──────── Extrait du document ────────

C'est par les termes du titre de cet article qu'un lecteur s'interroge à juste titre sur la politique de la Confédération vis à vis des sans-papiers.
D'ailleurs, à lire le numéro de rentrée du journal de la CGT à ses adhérents, "Ensemble", la lutte des sans-papiers relève du passé, d'avant les vacances, avec une forme de bilan avant de passer à la mobilisation pour le 7 octobre et les prud'hommes. Et plus aucune information ne sort depuis le mois de juillet !
D'un autre côté, les médias viennent de relayer ces jours-ci l'occupation très symbolique du restaurant La Tour d'Argent (dont les grévistes viennent d'ailleurs d'être évacués manu-militari), occupation hautement téléguidée par la direction confédérale, déclaration de Francine Blanche à l'appui :
"Ces derniers jours, la CGT a apporté son soutien à quatre autres grèves de sans-papiers, à La Tour d'Argent à Paris (7 grévistes), à Massy (Essonne) dans une entreprise de BTP (22 grévistes), à Taverny (Val-d'Oise) dans l'imprimerie Stamp (13 grévistes) et à Nanterre (Hauts-de-Seine) où 40 dossiers de régularisation ont été soumis à l'employeur, la société de nettoyage Isor.

──────── Rangées affichées ────────

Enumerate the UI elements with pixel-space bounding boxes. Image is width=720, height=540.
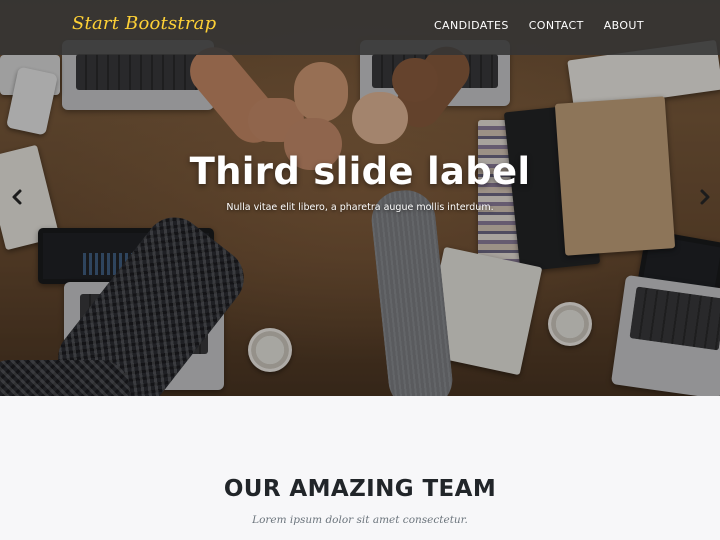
hero-carousel: Third slide label Nulla vitae elit liber… (0, 0, 720, 396)
carousel-prev-button[interactable] (8, 186, 26, 208)
slide-text: Nulla vitae elit libero, a pharetra augu… (226, 202, 494, 213)
nav-link-about[interactable]: ABOUT (604, 19, 644, 32)
carousel-next-button[interactable] (696, 186, 714, 208)
navbar-brand[interactable]: Start Bootstrap (72, 13, 216, 34)
nav-link-candidates[interactable]: CANDIDATES (434, 19, 509, 32)
chevron-right-icon (696, 186, 714, 208)
chevron-left-icon (8, 186, 26, 208)
team-subheading: Lorem ipsum dolor sit amet consectetur. (252, 514, 468, 526)
slide-title: Third slide label (189, 150, 531, 193)
team-section: OUR AMAZING TEAM Lorem ipsum dolor sit a… (0, 396, 720, 540)
page: Third slide label Nulla vitae elit liber… (0, 0, 720, 540)
carousel-caption: Third slide label Nulla vitae elit liber… (0, 150, 720, 213)
team-heading: OUR AMAZING TEAM (223, 476, 497, 502)
nav-link-contact[interactable]: CONTACT (529, 19, 584, 32)
navbar: Start Bootstrap CANDIDATES CONTACT ABOUT (0, 0, 720, 55)
nav-links: CANDIDATES CONTACT ABOUT (434, 19, 644, 32)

────────

§ Problèmes à résoudre
[1] Quelles sont les communes où, selon la déclaration citée dans l'extrait, se déroulent les grèves de sans-papiers soutenues par la CGT ?
[2] Transcrivez à l'identique les lignes des rangées en commençant par celle qui contient "hero-carousel: Third slide" et en terminant par celle qui contient "slide-title: Third slide", ces deux lignes comprises.

§ Réponses aux tâches
[1] Paris, Massy, Taverny, Nanterre

[2]
hero-carousel: Third slide label Nulla vitae elit liber… (0, 0, 720, 396)
carousel-prev-button[interactable] (8, 186, 26, 208)
slide-text: Nulla vitae elit libero, a pharetra augu… (226, 202, 494, 213)
nav-link-about[interactable]: ABOUT (604, 19, 644, 32)
carousel-next-button[interactable] (696, 186, 714, 208)
navbar-brand[interactable]: Start Bootstrap (72, 13, 216, 34)
nav-link-candidates[interactable]: CANDIDATES (434, 19, 509, 32)
chevron-right-icon (696, 186, 714, 208)
chevron-left-icon (8, 186, 26, 208)
team-subheading: Lorem ipsum dolor sit amet consectetur. (252, 514, 468, 526)
slide-title: Third slide label (189, 150, 531, 193)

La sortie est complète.